→ **Stated task**: Copy out all the entries word for word.

******************************

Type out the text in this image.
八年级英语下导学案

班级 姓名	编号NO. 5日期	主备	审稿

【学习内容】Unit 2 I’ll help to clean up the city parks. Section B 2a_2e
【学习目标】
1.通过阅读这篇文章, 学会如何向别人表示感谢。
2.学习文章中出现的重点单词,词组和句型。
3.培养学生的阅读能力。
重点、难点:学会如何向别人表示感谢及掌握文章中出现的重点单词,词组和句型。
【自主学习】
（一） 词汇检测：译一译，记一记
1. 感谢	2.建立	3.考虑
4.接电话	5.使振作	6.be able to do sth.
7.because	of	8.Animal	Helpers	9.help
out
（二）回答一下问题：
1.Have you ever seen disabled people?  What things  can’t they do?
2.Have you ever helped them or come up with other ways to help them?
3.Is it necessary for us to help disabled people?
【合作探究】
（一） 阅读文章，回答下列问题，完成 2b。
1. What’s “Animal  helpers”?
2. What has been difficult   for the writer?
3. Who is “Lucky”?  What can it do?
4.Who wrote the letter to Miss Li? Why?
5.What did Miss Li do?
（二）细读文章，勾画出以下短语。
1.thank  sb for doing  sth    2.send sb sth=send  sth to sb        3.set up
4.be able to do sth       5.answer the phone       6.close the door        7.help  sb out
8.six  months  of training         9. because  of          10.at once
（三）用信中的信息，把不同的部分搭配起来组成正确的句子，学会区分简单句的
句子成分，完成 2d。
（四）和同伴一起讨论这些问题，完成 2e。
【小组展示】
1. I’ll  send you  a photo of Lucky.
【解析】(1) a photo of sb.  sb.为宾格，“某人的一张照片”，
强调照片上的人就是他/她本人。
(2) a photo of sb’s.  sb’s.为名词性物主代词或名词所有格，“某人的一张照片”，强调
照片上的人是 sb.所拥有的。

******************************

→ **Solution for this problem**:
Type out the text in this image.
八年级英语下导学案

班级 姓名	编号NO. 5日期	主备	审稿

【学习内容】Unit 2 I’ll help to clean up the city parks. Section B 2a_2e
【学习目标】
1.通过阅读这篇文章, 学会如何向别人表示感谢。
2.学习文章中出现的重点单词,词组和句型。
3.培养学生的阅读能力。
重点、难点:学会如何向别人表示感谢及掌握文章中出现的重点单词,词组和句型。
【自主学习】
（一） 词汇检测：译一译，记一记
1. 感谢	2.建立	3.考虑
4.接电话	5.使振作	6.be able to do sth.
7.because	of	8.Animal	Helpers	9.help
out
（二）回答一下问题：
1.Have you ever seen disabled people?  What things  can’t they do?
2.Have you ever helped them or come up with other ways to help them?
3.Is it necessary for us to help disabled people?
【合作探究】
（一） 阅读文章，回答下列问题，完成 2b。
1. What’s “Animal  helpers”?
2. What has been difficult   for the writer?
3. Who is “Lucky”?  What can it do?
4.Who wrote the letter to Miss Li? Why?
5.What did Miss Li do?
（二）细读文章，勾画出以下短语。
1.thank  sb for doing  sth    2.send sb sth=send  sth to sb        3.set up
4.be able to do sth       5.answer the phone       6.close the door        7.help  sb out
8.six  months  of training         9. because  of          10.at once
（三）用信中的信息，把不同的部分搭配起来组成正确的句子，学会区分简单句的
句子成分，完成 2d。
（四）和同伴一起讨论这些问题，完成 2e。
【小组展示】
1. I’ll  send you  a photo of Lucky.
【解析】(1) a photo of sb.  sb.为宾格，“某人的一张照片”，
强调照片上的人就是他/她本人。
(2) a photo of sb’s.  sb’s.为名词性物主代词或名词所有格，“某人的一张照片”，强调
照片上的人是 sb.所拥有的。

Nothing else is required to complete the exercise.